WHAT TO PRODUCE: All lines in which the word "Annealed" occurs are to be extracted.

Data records
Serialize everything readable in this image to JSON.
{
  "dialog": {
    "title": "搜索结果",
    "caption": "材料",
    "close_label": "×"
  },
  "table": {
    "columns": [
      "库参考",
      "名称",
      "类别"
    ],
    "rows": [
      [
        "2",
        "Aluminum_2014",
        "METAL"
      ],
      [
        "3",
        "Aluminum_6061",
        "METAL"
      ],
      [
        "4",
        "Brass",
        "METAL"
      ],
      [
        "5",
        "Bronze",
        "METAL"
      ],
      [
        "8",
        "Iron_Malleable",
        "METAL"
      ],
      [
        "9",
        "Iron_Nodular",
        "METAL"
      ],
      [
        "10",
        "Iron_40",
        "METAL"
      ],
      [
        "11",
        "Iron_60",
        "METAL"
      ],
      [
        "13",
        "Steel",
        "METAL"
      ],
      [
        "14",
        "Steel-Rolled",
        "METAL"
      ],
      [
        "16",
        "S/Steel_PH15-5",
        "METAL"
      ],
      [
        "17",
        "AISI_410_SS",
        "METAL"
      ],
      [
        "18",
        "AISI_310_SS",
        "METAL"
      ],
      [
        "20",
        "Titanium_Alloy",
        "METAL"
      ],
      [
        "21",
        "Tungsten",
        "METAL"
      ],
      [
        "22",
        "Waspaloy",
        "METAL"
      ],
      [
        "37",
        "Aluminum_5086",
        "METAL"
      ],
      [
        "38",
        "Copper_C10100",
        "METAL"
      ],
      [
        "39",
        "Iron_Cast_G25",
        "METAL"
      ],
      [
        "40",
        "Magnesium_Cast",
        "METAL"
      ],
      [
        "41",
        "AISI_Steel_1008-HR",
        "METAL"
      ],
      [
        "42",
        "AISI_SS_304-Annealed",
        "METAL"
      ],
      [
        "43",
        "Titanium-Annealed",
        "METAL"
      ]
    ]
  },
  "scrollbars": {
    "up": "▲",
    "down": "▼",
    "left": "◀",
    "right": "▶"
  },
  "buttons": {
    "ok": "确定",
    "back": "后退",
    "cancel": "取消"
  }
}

SOLUTION TO THE PROBLEM:
        "AISI_SS_304-Annealed",
        "Titanium-Annealed",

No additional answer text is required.